*Exercise*:
Say how many lines hold the string "人類学者の紹介"; please write nothing but the number.
** Start of Data supplied **
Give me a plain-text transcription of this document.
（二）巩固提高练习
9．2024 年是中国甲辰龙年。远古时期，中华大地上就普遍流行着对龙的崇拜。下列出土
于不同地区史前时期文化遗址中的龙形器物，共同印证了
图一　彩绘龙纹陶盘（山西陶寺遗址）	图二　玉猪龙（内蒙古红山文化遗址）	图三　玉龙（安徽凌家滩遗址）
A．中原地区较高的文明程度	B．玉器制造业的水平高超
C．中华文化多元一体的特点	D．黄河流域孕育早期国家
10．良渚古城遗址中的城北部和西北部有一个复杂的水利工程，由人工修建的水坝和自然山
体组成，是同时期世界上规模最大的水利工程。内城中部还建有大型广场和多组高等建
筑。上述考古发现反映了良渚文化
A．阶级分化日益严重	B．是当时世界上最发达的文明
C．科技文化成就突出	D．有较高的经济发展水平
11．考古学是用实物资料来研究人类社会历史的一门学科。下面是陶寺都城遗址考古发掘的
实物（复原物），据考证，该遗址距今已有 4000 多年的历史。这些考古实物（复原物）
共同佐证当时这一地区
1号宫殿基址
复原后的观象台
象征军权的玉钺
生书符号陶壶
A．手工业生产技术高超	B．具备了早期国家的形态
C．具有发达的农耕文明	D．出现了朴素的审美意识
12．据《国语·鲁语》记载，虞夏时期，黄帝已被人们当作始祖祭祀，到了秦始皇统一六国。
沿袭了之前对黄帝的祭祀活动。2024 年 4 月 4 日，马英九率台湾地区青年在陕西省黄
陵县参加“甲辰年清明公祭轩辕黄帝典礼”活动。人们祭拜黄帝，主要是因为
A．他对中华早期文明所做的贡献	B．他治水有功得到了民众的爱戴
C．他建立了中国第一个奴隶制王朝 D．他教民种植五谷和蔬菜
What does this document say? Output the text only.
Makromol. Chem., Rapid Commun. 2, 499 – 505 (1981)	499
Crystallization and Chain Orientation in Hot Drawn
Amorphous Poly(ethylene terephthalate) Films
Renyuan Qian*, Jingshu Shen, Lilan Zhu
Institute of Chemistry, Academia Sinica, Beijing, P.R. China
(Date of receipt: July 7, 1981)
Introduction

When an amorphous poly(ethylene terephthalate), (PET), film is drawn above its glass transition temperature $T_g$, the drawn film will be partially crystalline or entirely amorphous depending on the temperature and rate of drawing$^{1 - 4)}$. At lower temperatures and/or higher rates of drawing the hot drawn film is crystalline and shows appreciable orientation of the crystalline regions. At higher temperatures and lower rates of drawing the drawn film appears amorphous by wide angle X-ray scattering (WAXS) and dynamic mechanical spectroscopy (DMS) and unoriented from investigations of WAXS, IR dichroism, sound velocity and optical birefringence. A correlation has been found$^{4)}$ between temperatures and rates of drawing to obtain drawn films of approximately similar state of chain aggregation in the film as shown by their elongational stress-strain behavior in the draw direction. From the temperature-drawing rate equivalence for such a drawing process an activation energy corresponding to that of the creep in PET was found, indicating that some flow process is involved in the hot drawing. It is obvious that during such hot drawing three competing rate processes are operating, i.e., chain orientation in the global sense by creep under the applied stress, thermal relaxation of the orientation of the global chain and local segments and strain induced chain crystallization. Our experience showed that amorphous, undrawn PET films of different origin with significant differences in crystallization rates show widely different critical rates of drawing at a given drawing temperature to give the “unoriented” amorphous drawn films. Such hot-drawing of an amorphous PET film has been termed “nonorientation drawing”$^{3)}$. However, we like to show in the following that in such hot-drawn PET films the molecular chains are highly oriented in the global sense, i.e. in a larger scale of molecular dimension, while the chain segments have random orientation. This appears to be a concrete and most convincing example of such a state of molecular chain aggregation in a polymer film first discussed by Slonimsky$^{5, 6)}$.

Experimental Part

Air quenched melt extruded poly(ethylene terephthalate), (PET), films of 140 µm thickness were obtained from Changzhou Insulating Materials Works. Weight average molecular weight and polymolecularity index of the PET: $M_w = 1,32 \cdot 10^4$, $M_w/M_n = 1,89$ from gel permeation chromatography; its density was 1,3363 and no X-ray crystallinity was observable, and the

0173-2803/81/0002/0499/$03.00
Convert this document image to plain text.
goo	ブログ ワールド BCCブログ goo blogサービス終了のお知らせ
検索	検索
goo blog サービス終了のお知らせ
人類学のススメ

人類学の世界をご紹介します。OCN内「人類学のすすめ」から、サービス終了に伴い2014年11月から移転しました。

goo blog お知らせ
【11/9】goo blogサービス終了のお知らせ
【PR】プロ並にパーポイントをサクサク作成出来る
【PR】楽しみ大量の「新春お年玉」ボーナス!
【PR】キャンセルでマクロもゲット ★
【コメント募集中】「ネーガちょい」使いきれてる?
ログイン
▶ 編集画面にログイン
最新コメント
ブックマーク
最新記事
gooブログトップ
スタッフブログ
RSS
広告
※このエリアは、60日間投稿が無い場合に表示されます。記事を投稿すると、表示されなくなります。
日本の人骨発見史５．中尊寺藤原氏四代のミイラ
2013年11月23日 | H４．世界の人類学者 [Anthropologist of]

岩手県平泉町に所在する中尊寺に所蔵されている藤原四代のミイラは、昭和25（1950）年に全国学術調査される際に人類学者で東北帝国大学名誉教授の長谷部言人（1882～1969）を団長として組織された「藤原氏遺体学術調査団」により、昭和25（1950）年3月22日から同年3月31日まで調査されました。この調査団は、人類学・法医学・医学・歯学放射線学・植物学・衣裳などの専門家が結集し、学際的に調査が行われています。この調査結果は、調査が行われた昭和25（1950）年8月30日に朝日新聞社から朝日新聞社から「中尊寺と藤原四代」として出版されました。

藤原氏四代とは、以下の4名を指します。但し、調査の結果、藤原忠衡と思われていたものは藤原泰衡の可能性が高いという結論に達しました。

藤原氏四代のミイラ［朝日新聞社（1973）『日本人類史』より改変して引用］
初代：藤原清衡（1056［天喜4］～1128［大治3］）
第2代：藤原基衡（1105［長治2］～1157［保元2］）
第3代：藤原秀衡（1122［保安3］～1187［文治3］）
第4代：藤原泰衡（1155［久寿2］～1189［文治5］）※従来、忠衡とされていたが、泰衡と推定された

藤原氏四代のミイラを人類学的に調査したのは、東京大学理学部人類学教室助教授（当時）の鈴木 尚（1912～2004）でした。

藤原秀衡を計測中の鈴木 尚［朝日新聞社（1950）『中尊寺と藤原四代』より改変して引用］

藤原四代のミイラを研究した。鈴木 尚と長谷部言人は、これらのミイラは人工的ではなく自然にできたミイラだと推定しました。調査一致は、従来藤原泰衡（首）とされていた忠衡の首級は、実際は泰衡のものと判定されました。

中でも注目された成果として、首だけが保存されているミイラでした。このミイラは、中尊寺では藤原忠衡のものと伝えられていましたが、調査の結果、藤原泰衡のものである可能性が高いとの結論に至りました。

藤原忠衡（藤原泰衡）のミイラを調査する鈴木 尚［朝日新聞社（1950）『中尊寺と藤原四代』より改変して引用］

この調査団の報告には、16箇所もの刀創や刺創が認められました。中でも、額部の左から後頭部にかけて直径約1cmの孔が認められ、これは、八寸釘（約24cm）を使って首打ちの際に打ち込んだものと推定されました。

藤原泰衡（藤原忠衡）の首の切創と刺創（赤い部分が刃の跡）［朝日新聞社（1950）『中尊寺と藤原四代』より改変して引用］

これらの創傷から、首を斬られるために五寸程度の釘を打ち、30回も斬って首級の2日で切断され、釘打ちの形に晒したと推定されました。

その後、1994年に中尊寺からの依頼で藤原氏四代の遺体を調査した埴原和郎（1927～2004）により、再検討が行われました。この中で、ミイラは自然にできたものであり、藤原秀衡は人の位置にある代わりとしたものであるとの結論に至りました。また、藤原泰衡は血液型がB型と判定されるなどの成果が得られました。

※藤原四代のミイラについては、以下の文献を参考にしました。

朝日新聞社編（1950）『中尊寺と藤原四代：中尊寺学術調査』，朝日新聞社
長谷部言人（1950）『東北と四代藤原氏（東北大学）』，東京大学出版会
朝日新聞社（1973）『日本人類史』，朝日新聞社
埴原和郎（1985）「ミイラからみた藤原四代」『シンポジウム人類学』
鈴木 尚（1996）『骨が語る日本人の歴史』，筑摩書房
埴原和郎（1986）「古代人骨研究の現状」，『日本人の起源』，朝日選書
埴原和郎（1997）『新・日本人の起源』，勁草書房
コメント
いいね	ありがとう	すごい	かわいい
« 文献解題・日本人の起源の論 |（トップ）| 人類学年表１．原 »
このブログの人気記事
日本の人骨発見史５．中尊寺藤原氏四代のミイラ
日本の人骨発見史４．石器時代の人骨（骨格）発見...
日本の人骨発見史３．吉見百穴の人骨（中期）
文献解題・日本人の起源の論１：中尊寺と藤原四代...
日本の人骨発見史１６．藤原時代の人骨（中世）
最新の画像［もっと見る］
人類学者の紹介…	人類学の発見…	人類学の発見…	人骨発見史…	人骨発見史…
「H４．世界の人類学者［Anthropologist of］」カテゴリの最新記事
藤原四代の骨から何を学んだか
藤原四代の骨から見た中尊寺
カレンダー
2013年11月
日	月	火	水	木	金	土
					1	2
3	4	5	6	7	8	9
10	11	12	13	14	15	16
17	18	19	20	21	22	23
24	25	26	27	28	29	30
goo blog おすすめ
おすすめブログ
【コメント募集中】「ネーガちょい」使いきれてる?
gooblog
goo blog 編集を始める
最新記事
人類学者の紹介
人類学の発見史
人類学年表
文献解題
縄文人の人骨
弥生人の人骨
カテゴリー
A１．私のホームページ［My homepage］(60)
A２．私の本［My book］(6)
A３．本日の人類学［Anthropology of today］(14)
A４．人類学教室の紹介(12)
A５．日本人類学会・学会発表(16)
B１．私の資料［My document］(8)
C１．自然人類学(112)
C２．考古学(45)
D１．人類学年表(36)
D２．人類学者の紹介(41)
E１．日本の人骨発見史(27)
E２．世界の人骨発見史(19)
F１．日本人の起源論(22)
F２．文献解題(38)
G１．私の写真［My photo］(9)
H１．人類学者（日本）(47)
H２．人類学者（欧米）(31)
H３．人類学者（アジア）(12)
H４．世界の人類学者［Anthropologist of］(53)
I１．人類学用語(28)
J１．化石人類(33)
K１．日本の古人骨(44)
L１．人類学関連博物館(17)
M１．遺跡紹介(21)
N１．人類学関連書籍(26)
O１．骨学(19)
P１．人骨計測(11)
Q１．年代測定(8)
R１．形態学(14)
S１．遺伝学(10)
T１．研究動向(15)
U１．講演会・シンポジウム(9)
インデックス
** End of Data supplied **
*Task output*:
3